(WORK TO COMPLETE):
Please output the lines shown below exactly as they appear.

(DATA IN THIS EXERCISE):
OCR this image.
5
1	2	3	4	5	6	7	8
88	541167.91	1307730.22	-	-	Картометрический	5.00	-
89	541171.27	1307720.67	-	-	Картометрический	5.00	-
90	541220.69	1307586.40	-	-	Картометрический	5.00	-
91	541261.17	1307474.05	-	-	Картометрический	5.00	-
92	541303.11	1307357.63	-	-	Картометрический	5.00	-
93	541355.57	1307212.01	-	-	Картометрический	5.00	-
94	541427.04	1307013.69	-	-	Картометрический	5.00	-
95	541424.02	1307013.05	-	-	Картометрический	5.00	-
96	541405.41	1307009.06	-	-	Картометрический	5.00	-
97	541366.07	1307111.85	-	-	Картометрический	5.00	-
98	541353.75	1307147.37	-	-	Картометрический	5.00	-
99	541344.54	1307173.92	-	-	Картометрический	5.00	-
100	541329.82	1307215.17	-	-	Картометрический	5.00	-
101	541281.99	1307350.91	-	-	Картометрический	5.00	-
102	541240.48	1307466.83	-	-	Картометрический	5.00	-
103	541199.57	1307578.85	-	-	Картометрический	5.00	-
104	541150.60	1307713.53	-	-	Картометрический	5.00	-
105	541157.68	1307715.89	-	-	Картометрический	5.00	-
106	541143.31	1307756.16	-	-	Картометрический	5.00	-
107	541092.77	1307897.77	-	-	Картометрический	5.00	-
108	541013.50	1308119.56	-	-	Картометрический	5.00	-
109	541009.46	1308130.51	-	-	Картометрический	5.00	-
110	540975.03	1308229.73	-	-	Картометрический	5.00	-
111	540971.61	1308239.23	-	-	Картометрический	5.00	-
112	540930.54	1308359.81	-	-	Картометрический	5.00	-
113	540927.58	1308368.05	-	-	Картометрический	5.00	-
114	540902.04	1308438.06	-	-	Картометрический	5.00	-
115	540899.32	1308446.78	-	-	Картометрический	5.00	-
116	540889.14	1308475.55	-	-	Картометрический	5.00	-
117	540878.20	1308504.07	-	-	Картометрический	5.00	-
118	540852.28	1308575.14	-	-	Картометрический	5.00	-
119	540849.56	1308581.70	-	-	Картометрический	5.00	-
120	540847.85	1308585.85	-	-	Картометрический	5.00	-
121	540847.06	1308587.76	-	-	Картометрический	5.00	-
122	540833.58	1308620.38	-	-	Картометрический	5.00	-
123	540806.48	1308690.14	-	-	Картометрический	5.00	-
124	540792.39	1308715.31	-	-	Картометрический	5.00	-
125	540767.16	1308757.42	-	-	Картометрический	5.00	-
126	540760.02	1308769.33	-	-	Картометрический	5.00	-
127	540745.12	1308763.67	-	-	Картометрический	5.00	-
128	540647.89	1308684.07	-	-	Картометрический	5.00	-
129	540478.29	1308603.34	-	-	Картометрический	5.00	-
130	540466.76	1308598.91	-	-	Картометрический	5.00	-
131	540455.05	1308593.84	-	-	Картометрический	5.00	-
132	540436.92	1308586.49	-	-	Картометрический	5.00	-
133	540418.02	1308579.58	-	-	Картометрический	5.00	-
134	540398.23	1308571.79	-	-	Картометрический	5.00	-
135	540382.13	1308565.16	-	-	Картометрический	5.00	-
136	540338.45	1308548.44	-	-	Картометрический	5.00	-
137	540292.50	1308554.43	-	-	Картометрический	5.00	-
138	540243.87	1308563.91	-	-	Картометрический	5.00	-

(OUTPUT BELOW):
OCR this image.
5
1	2	3	4	5	6	7	8
88	541167.91	1307730.22	-	-	Картометрический	5.00	-
89	541171.27	1307720.67	-	-	Картометрический	5.00	-
90	541220.69	1307586.40	-	-	Картометрический	5.00	-
91	541261.17	1307474.05	-	-	Картометрический	5.00	-
92	541303.11	1307357.63	-	-	Картометрический	5.00	-
93	541355.57	1307212.01	-	-	Картометрический	5.00	-
94	541427.04	1307013.69	-	-	Картометрический	5.00	-
95	541424.02	1307013.05	-	-	Картометрический	5.00	-
96	541405.41	1307009.06	-	-	Картометрический	5.00	-
97	541366.07	1307111.85	-	-	Картометрический	5.00	-
98	541353.75	1307147.37	-	-	Картометрический	5.00	-
99	541344.54	1307173.92	-	-	Картометрический	5.00	-
100	541329.82	1307215.17	-	-	Картометрический	5.00	-
101	541281.99	1307350.91	-	-	Картометрический	5.00	-
102	541240.48	1307466.83	-	-	Картометрический	5.00	-
103	541199.57	1307578.85	-	-	Картометрический	5.00	-
104	541150.60	1307713.53	-	-	Картометрический	5.00	-
105	541157.68	1307715.89	-	-	Картометрический	5.00	-
106	541143.31	1307756.16	-	-	Картометрический	5.00	-
107	541092.77	1307897.77	-	-	Картометрический	5.00	-
108	541013.50	1308119.56	-	-	Картометрический	5.00	-
109	541009.46	1308130.51	-	-	Картометрический	5.00	-
110	540975.03	1308229.73	-	-	Картометрический	5.00	-
111	540971.61	1308239.23	-	-	Картометрический	5.00	-
112	540930.54	1308359.81	-	-	Картометрический	5.00	-
113	540927.58	1308368.05	-	-	Картометрический	5.00	-
114	540902.04	1308438.06	-	-	Картометрический	5.00	-
115	540899.32	1308446.78	-	-	Картометрический	5.00	-
116	540889.14	1308475.55	-	-	Картометрический	5.00	-
117	540878.20	1308504.07	-	-	Картометрический	5.00	-
118	540852.28	1308575.14	-	-	Картометрический	5.00	-
119	540849.56	1308581.70	-	-	Картометрический	5.00	-
120	540847.85	1308585.85	-	-	Картометрический	5.00	-
121	540847.06	1308587.76	-	-	Картометрический	5.00	-
122	540833.58	1308620.38	-	-	Картометрический	5.00	-
123	540806.48	1308690.14	-	-	Картометрический	5.00	-
124	540792.39	1308715.31	-	-	Картометрический	5.00	-
125	540767.16	1308757.42	-	-	Картометрический	5.00	-
126	540760.02	1308769.33	-	-	Картометрический	5.00	-
127	540745.12	1308763.67	-	-	Картометрический	5.00	-
128	540647.89	1308684.07	-	-	Картометрический	5.00	-
129	540478.29	1308603.34	-	-	Картометрический	5.00	-
130	540466.76	1308598.91	-	-	Картометрический	5.00	-
131	540455.05	1308593.84	-	-	Картометрический	5.00	-
132	540436.92	1308586.49	-	-	Картометрический	5.00	-
133	540418.02	1308579.58	-	-	Картометрический	5.00	-
134	540398.23	1308571.79	-	-	Картометрический	5.00	-
135	540382.13	1308565.16	-	-	Картометрический	5.00	-
136	540338.45	1308548.44	-	-	Картометрический	5.00	-
137	540292.50	1308554.43	-	-	Картометрический	5.00	-
138	540243.87	1308563.91	-	-	Картометрический	5.00	-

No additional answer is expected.